### ENTRIES PROVIDED
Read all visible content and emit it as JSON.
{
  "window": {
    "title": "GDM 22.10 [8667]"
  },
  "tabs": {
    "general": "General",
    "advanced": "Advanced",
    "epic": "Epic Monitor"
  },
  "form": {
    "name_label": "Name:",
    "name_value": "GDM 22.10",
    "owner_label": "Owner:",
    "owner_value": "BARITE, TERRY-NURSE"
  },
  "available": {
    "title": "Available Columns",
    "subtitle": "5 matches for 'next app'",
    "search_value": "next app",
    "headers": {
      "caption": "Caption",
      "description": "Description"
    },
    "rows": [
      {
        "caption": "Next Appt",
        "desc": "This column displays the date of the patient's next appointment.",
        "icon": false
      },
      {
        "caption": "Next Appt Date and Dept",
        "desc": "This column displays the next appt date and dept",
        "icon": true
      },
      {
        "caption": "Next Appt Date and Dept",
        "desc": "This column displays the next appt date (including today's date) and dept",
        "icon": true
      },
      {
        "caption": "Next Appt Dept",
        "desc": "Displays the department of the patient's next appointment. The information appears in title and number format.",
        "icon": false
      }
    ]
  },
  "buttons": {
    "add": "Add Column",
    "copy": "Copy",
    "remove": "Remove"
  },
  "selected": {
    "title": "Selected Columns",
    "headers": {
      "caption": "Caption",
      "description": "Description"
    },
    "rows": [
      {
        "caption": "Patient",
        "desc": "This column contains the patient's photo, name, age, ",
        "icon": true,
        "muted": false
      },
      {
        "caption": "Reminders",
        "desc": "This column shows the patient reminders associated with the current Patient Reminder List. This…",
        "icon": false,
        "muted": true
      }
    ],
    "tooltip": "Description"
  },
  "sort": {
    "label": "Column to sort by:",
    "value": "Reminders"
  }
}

--

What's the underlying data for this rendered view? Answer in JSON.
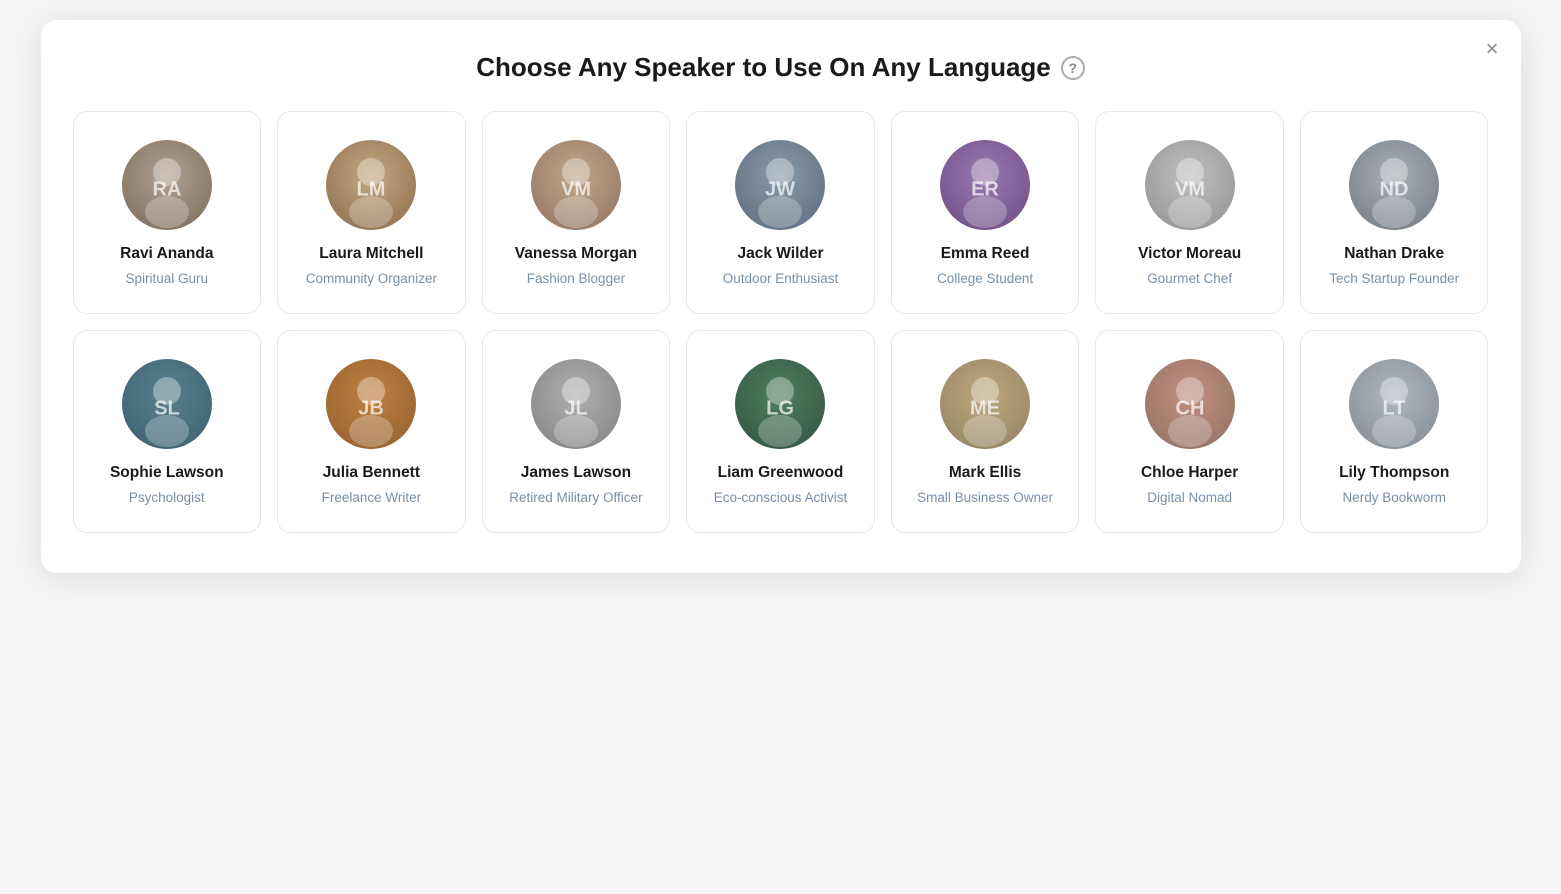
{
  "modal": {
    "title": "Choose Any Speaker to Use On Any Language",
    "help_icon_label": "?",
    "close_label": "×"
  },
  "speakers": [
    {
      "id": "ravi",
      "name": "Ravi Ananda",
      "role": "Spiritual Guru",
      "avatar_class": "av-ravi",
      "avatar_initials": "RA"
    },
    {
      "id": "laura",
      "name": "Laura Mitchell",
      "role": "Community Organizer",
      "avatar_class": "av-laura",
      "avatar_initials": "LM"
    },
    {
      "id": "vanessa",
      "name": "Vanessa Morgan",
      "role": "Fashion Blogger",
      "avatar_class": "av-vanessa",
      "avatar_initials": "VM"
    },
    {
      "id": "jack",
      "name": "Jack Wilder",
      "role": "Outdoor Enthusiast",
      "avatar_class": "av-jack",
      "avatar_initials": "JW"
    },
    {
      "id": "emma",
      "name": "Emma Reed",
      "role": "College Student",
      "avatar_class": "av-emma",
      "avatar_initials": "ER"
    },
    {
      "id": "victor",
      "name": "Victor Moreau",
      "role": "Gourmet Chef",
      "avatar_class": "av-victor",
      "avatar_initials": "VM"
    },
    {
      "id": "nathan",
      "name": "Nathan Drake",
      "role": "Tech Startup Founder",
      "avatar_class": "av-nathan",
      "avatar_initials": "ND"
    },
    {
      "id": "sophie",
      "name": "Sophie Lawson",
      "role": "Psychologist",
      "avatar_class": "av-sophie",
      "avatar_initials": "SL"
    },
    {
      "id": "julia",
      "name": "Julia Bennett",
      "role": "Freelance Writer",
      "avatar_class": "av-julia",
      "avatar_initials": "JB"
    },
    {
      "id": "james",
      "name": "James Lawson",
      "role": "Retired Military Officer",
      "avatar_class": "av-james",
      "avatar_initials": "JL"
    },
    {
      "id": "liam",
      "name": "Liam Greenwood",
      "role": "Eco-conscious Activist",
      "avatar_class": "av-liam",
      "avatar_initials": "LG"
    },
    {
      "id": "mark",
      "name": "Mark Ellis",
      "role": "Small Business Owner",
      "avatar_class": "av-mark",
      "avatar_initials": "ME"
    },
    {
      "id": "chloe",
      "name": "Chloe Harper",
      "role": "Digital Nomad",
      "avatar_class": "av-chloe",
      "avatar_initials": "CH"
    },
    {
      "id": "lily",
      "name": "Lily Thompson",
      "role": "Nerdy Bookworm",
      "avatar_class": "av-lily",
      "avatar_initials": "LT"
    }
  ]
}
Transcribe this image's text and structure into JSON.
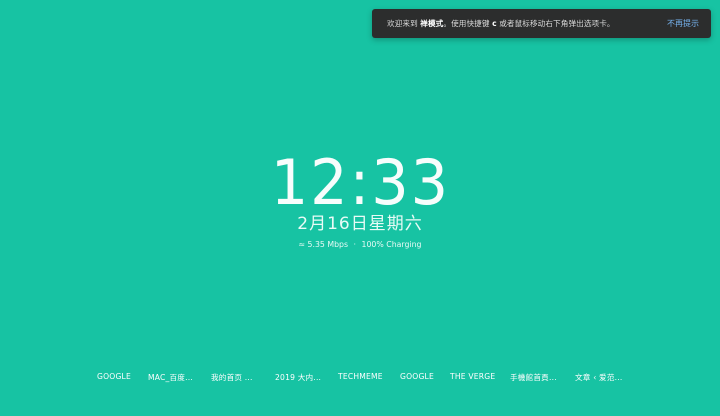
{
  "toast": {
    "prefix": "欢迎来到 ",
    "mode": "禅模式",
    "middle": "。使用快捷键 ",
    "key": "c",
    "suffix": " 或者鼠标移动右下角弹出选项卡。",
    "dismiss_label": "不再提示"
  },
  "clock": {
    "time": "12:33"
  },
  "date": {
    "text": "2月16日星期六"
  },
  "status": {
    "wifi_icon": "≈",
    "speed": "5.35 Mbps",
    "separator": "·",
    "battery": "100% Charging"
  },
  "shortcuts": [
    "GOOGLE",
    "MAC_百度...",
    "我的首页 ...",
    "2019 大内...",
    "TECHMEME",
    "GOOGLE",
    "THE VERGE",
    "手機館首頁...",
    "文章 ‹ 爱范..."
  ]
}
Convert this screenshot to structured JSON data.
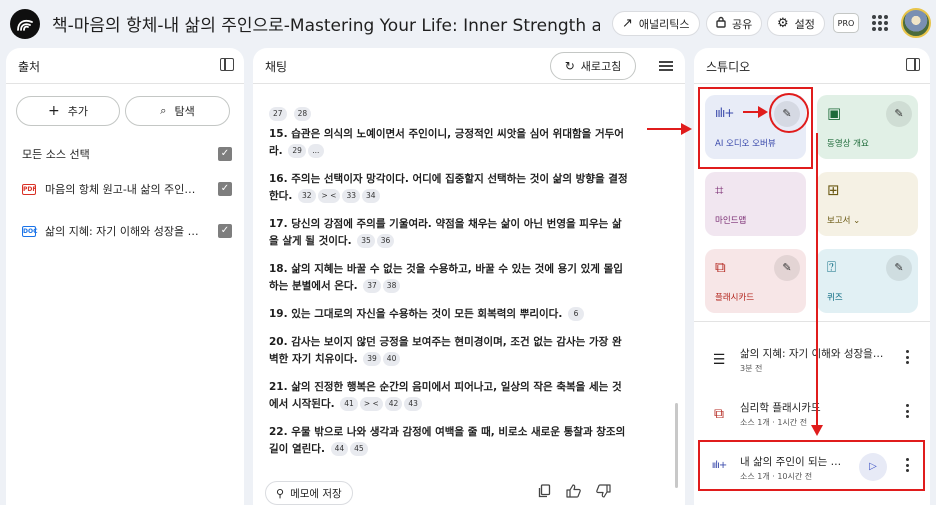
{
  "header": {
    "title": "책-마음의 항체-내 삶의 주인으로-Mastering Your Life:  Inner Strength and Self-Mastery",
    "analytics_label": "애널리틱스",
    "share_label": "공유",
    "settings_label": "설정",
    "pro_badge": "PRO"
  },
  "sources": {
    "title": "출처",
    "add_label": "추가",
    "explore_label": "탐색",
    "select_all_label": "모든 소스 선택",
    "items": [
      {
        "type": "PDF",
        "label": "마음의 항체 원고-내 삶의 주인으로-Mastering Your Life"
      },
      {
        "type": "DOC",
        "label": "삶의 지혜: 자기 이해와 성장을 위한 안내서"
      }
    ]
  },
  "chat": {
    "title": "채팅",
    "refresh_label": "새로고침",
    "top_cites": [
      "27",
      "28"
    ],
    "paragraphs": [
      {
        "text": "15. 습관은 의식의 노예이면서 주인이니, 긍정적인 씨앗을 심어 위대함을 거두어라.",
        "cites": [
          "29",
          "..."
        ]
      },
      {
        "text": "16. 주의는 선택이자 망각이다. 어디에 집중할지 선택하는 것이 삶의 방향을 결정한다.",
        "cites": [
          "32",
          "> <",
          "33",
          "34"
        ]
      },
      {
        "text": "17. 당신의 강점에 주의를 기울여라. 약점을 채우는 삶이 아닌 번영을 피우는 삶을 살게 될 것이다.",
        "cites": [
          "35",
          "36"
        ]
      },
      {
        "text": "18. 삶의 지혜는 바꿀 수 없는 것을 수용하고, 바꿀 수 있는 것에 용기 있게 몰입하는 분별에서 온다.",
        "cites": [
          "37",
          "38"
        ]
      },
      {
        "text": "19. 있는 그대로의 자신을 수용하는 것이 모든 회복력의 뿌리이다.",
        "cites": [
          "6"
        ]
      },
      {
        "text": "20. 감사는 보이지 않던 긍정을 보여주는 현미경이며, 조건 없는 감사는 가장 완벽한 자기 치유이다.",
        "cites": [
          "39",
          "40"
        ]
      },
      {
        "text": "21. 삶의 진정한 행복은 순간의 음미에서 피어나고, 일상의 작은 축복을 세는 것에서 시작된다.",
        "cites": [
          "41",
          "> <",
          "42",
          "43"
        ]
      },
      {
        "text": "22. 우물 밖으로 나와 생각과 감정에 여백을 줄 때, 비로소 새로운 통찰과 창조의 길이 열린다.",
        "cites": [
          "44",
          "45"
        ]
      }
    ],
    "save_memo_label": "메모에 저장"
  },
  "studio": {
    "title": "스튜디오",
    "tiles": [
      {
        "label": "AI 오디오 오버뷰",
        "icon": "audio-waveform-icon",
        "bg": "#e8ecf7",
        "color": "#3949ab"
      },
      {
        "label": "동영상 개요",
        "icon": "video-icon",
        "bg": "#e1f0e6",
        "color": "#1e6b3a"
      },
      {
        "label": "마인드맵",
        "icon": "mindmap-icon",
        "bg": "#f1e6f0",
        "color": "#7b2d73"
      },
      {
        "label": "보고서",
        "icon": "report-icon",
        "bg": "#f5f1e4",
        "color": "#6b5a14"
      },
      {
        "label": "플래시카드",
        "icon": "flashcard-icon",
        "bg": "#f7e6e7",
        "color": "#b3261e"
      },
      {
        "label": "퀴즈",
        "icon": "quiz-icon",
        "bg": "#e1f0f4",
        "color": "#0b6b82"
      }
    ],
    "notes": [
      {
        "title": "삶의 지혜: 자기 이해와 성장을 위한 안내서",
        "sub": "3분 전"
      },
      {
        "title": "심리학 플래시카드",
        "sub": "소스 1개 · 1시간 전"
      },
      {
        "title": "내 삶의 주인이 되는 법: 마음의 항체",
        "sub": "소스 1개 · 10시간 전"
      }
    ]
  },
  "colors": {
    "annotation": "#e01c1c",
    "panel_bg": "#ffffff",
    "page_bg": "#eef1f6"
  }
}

### BRIEF
Show each line of the listing that holds the string "data".

### RESPONSE TO THIS EXERCISE
What's the underlying data for this rendered view? Answer in JSON.
Convert this screenshot to structured JSON data.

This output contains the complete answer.